Below is some material; set it all down exactly, apart from the pictures.

Data entries for graphics:

····················

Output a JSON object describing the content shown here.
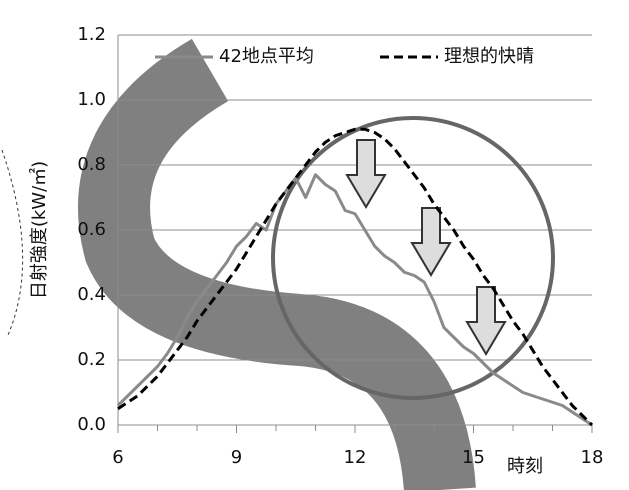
{
  "chart_data": {
    "type": "line",
    "x_label": "時刻",
    "y_label": "日射強度(kW/㎡)",
    "x": [
      6,
      6.25,
      6.5,
      6.75,
      7,
      7.25,
      7.5,
      7.75,
      8,
      8.25,
      8.5,
      8.75,
      9,
      9.25,
      9.5,
      9.75,
      10,
      10.25,
      10.5,
      10.75,
      11,
      11.25,
      11.5,
      11.75,
      12,
      12.25,
      12.5,
      12.75,
      13,
      13.25,
      13.5,
      13.75,
      14,
      14.25,
      14.5,
      14.75,
      15,
      15.25,
      15.5,
      15.75,
      16,
      16.25,
      16.5,
      16.75,
      17,
      17.25,
      17.5,
      17.75,
      18
    ],
    "series": [
      {
        "name": "42地点平均",
        "color": "#8a8a8a",
        "dashed": false,
        "values": [
          0.06,
          0.09,
          0.12,
          0.15,
          0.18,
          0.22,
          0.27,
          0.33,
          0.38,
          0.42,
          0.46,
          0.5,
          0.55,
          0.58,
          0.62,
          0.6,
          0.68,
          0.72,
          0.76,
          0.7,
          0.77,
          0.74,
          0.72,
          0.66,
          0.65,
          0.6,
          0.55,
          0.52,
          0.5,
          0.47,
          0.46,
          0.44,
          0.38,
          0.3,
          0.27,
          0.24,
          0.22,
          0.19,
          0.16,
          0.14,
          0.12,
          0.1,
          0.09,
          0.08,
          0.07,
          0.06,
          0.04,
          0.02,
          0.0
        ]
      },
      {
        "name": "理想的快晴",
        "color": "#000000",
        "dashed": true,
        "values": [
          0.05,
          0.07,
          0.09,
          0.12,
          0.15,
          0.19,
          0.23,
          0.27,
          0.32,
          0.36,
          0.4,
          0.44,
          0.48,
          0.53,
          0.58,
          0.63,
          0.68,
          0.72,
          0.76,
          0.8,
          0.84,
          0.87,
          0.89,
          0.9,
          0.91,
          0.91,
          0.9,
          0.88,
          0.85,
          0.81,
          0.77,
          0.73,
          0.68,
          0.64,
          0.6,
          0.55,
          0.51,
          0.46,
          0.42,
          0.37,
          0.32,
          0.28,
          0.23,
          0.18,
          0.14,
          0.1,
          0.06,
          0.03,
          0.0
        ]
      }
    ],
    "xlim": [
      6,
      18
    ],
    "xticks": [
      6,
      9,
      12,
      15,
      18
    ],
    "ylim": [
      0,
      1.2
    ],
    "yticks": [
      {
        "value": 0,
        "label": "0.0"
      },
      {
        "value": 0.2,
        "label": "0.2"
      },
      {
        "value": 0.4,
        "label": "0.4"
      },
      {
        "value": 0.6,
        "label": "0.6"
      },
      {
        "value": 0.8,
        "label": "0.8"
      },
      {
        "value": 1.0,
        "label": "1.0"
      },
      {
        "value": 1.2,
        "label": "1.2"
      }
    ],
    "grid": true
  }
}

····················

• THE RESPONSE:
Output a JSON object describing the content shown here.
{
  "chart_data": {
    "type": "line",
    "x_label": "時刻",
    "y_label": "日射強度(kW/㎡)",
    "x": [
      6,
      6.25,
      6.5,
      6.75,
      7,
      7.25,
      7.5,
      7.75,
      8,
      8.25,
      8.5,
      8.75,
      9,
      9.25,
      9.5,
      9.75,
      10,
      10.25,
      10.5,
      10.75,
      11,
      11.25,
      11.5,
      11.75,
      12,
      12.25,
      12.5,
      12.75,
      13,
      13.25,
      13.5,
      13.75,
      14,
      14.25,
      14.5,
      14.75,
      15,
      15.25,
      15.5,
      15.75,
      16,
      16.25,
      16.5,
      16.75,
      17,
      17.25,
      17.5,
      17.75,
      18
    ],
    "series": [
      {
        "name": "42地点平均",
        "color": "#8a8a8a",
        "dashed": false,
        "values": [
          0.06,
          0.09,
          0.12,
          0.15,
          0.18,
          0.22,
          0.27,
          0.33,
          0.38,
          0.42,
          0.46,
          0.5,
          0.55,
          0.58,
          0.62,
          0.6,
          0.68,
          0.72,
          0.76,
          0.7,
          0.77,
          0.74,
          0.72,
          0.66,
          0.65,
          0.6,
          0.55,
          0.52,
          0.5,
          0.47,
          0.46,
          0.44,
          0.38,
          0.3,
          0.27,
          0.24,
          0.22,
          0.19,
          0.16,
          0.14,
          0.12,
          0.1,
          0.09,
          0.08,
          0.07,
          0.06,
          0.04,
          0.02,
          0.0
        ]
      },
      {
        "name": "理想的快晴",
        "color": "#000000",
        "dashed": true,
        "values": [
          0.05,
          0.07,
          0.09,
          0.12,
          0.15,
          0.19,
          0.23,
          0.27,
          0.32,
          0.36,
          0.4,
          0.44,
          0.48,
          0.53,
          0.58,
          0.63,
          0.68,
          0.72,
          0.76,
          0.8,
          0.84,
          0.87,
          0.89,
          0.9,
          0.91,
          0.91,
          0.9,
          0.88,
          0.85,
          0.81,
          0.77,
          0.73,
          0.68,
          0.64,
          0.6,
          0.55,
          0.51,
          0.46,
          0.42,
          0.37,
          0.32,
          0.28,
          0.23,
          0.18,
          0.14,
          0.1,
          0.06,
          0.03,
          0.0
        ]
      }
    ],
    "xlim": [
      6,
      18
    ],
    "xticks": [
      6,
      9,
      12,
      15,
      18
    ],
    "ylim": [
      0,
      1.2
    ],
    "yticks": [
      {
        "value": 0,
        "label": "0.0"
      },
      {
        "value": 0.2,
        "label": "0.2"
      },
      {
        "value": 0.4,
        "label": "0.4"
      },
      {
        "value": 0.6,
        "label": "0.6"
      },
      {
        "value": 0.8,
        "label": "0.8"
      },
      {
        "value": 1.0,
        "label": "1.0"
      },
      {
        "value": 1.2,
        "label": "1.2"
      }
    ],
    "grid": true
  }
}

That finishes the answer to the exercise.